## Begin Data

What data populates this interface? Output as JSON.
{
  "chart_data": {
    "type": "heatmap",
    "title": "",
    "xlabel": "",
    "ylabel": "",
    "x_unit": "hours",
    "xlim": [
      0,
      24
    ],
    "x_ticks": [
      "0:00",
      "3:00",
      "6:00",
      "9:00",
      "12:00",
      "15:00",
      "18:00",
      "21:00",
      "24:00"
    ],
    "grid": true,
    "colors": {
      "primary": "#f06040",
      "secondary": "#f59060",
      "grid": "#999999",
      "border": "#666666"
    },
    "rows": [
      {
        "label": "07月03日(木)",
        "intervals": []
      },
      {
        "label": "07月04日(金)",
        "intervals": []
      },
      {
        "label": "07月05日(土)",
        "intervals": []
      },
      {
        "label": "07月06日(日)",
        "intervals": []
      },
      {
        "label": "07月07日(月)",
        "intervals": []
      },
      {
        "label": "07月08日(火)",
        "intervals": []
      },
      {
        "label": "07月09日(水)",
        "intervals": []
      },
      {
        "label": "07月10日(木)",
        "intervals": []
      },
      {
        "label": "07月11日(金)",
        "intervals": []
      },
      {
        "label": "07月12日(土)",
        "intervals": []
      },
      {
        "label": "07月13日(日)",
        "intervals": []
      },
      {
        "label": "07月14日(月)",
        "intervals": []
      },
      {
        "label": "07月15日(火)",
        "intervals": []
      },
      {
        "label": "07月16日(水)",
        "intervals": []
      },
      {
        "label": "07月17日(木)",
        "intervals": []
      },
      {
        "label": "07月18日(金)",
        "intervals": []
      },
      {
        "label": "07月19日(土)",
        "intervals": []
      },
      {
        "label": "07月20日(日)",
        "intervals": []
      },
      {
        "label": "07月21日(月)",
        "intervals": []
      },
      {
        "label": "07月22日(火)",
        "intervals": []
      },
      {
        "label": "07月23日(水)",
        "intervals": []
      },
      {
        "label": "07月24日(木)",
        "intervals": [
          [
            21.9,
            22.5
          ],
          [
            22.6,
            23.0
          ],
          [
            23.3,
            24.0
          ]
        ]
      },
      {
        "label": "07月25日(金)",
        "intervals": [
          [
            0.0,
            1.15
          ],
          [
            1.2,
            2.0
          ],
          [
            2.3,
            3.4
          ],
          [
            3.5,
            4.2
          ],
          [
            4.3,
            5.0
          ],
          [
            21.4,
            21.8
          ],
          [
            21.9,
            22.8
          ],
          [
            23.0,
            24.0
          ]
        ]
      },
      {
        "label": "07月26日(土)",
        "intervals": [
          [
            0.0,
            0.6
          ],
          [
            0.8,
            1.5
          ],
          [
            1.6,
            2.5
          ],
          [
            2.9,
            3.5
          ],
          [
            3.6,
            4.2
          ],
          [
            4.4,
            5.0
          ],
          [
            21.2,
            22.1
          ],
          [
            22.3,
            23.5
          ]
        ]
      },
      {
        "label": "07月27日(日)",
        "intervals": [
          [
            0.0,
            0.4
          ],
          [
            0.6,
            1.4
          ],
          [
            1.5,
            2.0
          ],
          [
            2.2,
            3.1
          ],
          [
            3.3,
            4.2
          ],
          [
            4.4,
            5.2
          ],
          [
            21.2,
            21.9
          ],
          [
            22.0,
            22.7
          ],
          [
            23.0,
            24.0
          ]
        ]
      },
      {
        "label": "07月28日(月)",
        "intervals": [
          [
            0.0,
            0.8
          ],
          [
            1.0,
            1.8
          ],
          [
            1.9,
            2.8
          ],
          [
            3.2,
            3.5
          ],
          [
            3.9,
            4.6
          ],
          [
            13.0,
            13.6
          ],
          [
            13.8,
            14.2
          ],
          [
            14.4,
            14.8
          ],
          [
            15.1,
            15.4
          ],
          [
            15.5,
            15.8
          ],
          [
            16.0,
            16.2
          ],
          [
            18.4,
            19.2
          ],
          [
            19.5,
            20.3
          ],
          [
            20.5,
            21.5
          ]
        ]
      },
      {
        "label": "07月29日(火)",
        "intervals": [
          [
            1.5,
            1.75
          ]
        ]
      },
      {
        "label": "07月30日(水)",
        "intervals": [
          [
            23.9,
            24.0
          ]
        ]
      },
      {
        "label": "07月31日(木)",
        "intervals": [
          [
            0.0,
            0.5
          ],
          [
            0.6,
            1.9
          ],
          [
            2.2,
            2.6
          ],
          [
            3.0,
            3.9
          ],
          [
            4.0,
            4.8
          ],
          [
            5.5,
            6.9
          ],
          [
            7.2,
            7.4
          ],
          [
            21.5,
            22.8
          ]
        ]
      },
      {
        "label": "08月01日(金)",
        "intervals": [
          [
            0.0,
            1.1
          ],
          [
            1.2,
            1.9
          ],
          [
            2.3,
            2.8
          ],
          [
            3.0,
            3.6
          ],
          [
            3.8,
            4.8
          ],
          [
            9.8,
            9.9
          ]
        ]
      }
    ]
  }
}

## End Data

▶ [Task description]: Transcribe the data. Leave every line exactly as it is.

▶ [Output of the exercise]:
What data populates this interface? Output as JSON.
{
  "chart_data": {
    "type": "heatmap",
    "title": "",
    "xlabel": "",
    "ylabel": "",
    "x_unit": "hours",
    "xlim": [
      0,
      24
    ],
    "x_ticks": [
      "0:00",
      "3:00",
      "6:00",
      "9:00",
      "12:00",
      "15:00",
      "18:00",
      "21:00",
      "24:00"
    ],
    "grid": true,
    "colors": {
      "primary": "#f06040",
      "secondary": "#f59060",
      "grid": "#999999",
      "border": "#666666"
    },
    "rows": [
      {
        "label": "07月03日(木)",
        "intervals": []
      },
      {
        "label": "07月04日(金)",
        "intervals": []
      },
      {
        "label": "07月05日(土)",
        "intervals": []
      },
      {
        "label": "07月06日(日)",
        "intervals": []
      },
      {
        "label": "07月07日(月)",
        "intervals": []
      },
      {
        "label": "07月08日(火)",
        "intervals": []
      },
      {
        "label": "07月09日(水)",
        "intervals": []
      },
      {
        "label": "07月10日(木)",
        "intervals": []
      },
      {
        "label": "07月11日(金)",
        "intervals": []
      },
      {
        "label": "07月12日(土)",
        "intervals": []
      },
      {
        "label": "07月13日(日)",
        "intervals": []
      },
      {
        "label": "07月14日(月)",
        "intervals": []
      },
      {
        "label": "07月15日(火)",
        "intervals": []
      },
      {
        "label": "07月16日(水)",
        "intervals": []
      },
      {
        "label": "07月17日(木)",
        "intervals": []
      },
      {
        "label": "07月18日(金)",
        "intervals": []
      },
      {
        "label": "07月19日(土)",
        "intervals": []
      },
      {
        "label": "07月20日(日)",
        "intervals": []
      },
      {
        "label": "07月21日(月)",
        "intervals": []
      },
      {
        "label": "07月22日(火)",
        "intervals": []
      },
      {
        "label": "07月23日(水)",
        "intervals": []
      },
      {
        "label": "07月24日(木)",
        "intervals": [
          [
            21.9,
            22.5
          ],
          [
            22.6,
            23.0
          ],
          [
            23.3,
            24.0
          ]
        ]
      },
      {
        "label": "07月25日(金)",
        "intervals": [
          [
            0.0,
            1.15
          ],
          [
            1.2,
            2.0
          ],
          [
            2.3,
            3.4
          ],
          [
            3.5,
            4.2
          ],
          [
            4.3,
            5.0
          ],
          [
            21.4,
            21.8
          ],
          [
            21.9,
            22.8
          ],
          [
            23.0,
            24.0
          ]
        ]
      },
      {
        "label": "07月26日(土)",
        "intervals": [
          [
            0.0,
            0.6
          ],
          [
            0.8,
            1.5
          ],
          [
            1.6,
            2.5
          ],
          [
            2.9,
            3.5
          ],
          [
            3.6,
            4.2
          ],
          [
            4.4,
            5.0
          ],
          [
            21.2,
            22.1
          ],
          [
            22.3,
            23.5
          ]
        ]
      },
      {
        "label": "07月27日(日)",
        "intervals": [
          [
            0.0,
            0.4
          ],
          [
            0.6,
            1.4
          ],
          [
            1.5,
            2.0
          ],
          [
            2.2,
            3.1
          ],
          [
            3.3,
            4.2
          ],
          [
            4.4,
            5.2
          ],
          [
            21.2,
            21.9
          ],
          [
            22.0,
            22.7
          ],
          [
            23.0,
            24.0
          ]
        ]
      },
      {
        "label": "07月28日(月)",
        "intervals": [
          [
            0.0,
            0.8
          ],
          [
            1.0,
            1.8
          ],
          [
            1.9,
            2.8
          ],
          [
            3.2,
            3.5
          ],
          [
            3.9,
            4.6
          ],
          [
            13.0,
            13.6
          ],
          [
            13.8,
            14.2
          ],
          [
            14.4,
            14.8
          ],
          [
            15.1,
            15.4
          ],
          [
            15.5,
            15.8
          ],
          [
            16.0,
            16.2
          ],
          [
            18.4,
            19.2
          ],
          [
            19.5,
            20.3
          ],
          [
            20.5,
            21.5
          ]
        ]
      },
      {
        "label": "07月29日(火)",
        "intervals": [
          [
            1.5,
            1.75
          ]
        ]
      },
      {
        "label": "07月30日(水)",
        "intervals": [
          [
            23.9,
            24.0
          ]
        ]
      },
      {
        "label": "07月31日(木)",
        "intervals": [
          [
            0.0,
            0.5
          ],
          [
            0.6,
            1.9
          ],
          [
            2.2,
            2.6
          ],
          [
            3.0,
            3.9
          ],
          [
            4.0,
            4.8
          ],
          [
            5.5,
            6.9
          ],
          [
            7.2,
            7.4
          ],
          [
            21.5,
            22.8
          ]
        ]
      },
      {
        "label": "08月01日(金)",
        "intervals": [
          [
            0.0,
            1.1
          ],
          [
            1.2,
            1.9
          ],
          [
            2.3,
            2.8
          ],
          [
            3.0,
            3.6
          ],
          [
            3.8,
            4.8
          ],
          [
            9.8,
            9.9
          ]
        ]
      }
    ]
  }
}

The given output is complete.